> [Set task] Check each line of the records below and collect those holding "Fire".

:: Provided data ::

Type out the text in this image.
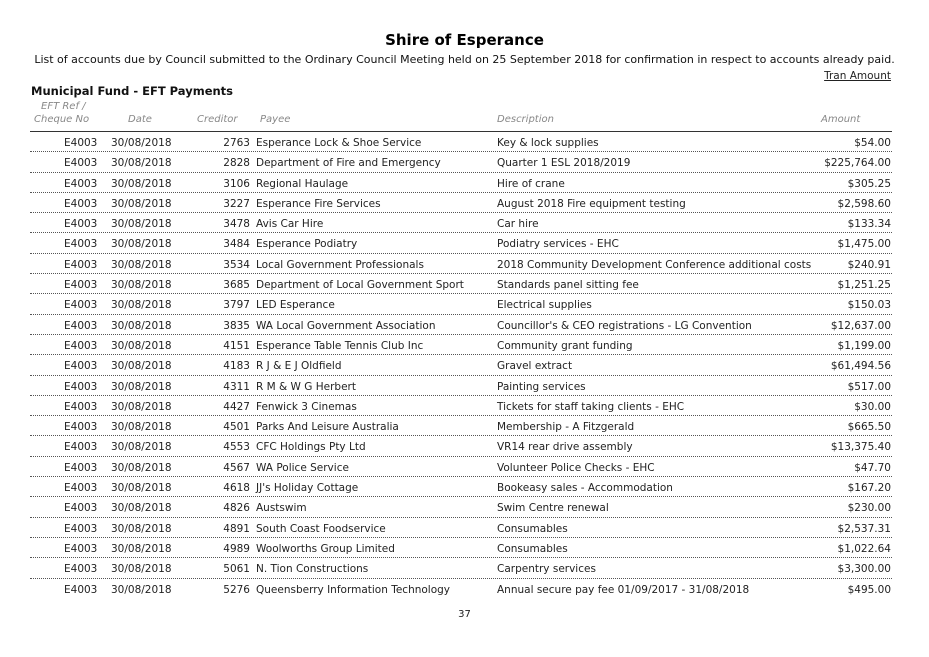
Shire of Esperance
List of accounts due by Council submitted to the Ordinary Council Meeting held on 25 September 2018 for confirmation in respect to accounts already paid.
Tran Amount
Municipal Fund - EFT Payments
EFT Ref /
Cheque No	Date	Creditor Payee	Description	Amount
E4003 30/08/2018	2763 Esperance Lock & Shoe Service	Key & lock supplies	$54.00
E4003 30/08/2018	2828 Department of Fire and Emergency	Quarter 1 ESL 2018/2019	$225,764.00
E4003 30/08/2018	3106 Regional Haulage	Hire of crane	$305.25
E4003 30/08/2018	3227 Esperance Fire Services	August 2018 Fire equipment testing	$2,598.60
E4003 30/08/2018	3478 Avis Car Hire	Car hire	$133.34
E4003 30/08/2018	3484 Esperance Podiatry	Podiatry services - EHC	$1,475.00
E4003 30/08/2018	3534 Local Government Professionals	2018 Community Development Conference additional costs	$240.91
E4003 30/08/2018	3685 Department of Local Government Sport	Standards panel sitting fee	$1,251.25
E4003 30/08/2018	3797 LED Esperance	Electrical supplies	$150.03
E4003 30/08/2018	3835 WA Local Government Association	Councillor's & CEO registrations - LG Convention	$12,637.00
E4003 30/08/2018	4151 Esperance Table Tennis Club Inc	Community grant funding	$1,199.00
E4003 30/08/2018	4183 R J & E J Oldfield	Gravel extract	$61,494.56
E4003 30/08/2018	4311 R M & W G Herbert	Painting services	$517.00
E4003 30/08/2018	4427 Fenwick 3 Cinemas	Tickets for staff taking clients - EHC	$30.00
E4003 30/08/2018	4501 Parks And Leisure Australia	Membership - A Fitzgerald	$665.50
E4003 30/08/2018	4553 CFC Holdings Pty Ltd	VR14 rear drive assembly	$13,375.40
E4003 30/08/2018	4567 WA Police Service	Volunteer Police Checks - EHC	$47.70
E4003 30/08/2018	4618 JJ's Holiday Cottage	Bookeasy sales - Accommodation	$167.20
E4003 30/08/2018	4826 Austswim	Swim Centre renewal	$230.00
E4003 30/08/2018	4891 South Coast Foodservice	Consumables	$2,537.31
E4003 30/08/2018	4989 Woolworths Group Limited	Consumables	$1,022.64
E4003 30/08/2018	5061 N. Tion Constructions	Carpentry services	$3,300.00
E4003 30/08/2018	5276 Queensberry Information Technology	Annual secure pay fee 01/09/2017 - 31/08/2018	$495.00
37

:::

> [Result]
E4003 30/08/2018	2828 Department of Fire and Emergency	Quarter 1 ESL 2018/2019	$225,764.00
E4003 30/08/2018	3227 Esperance Fire Services	August 2018 Fire equipment testing	$2,598.60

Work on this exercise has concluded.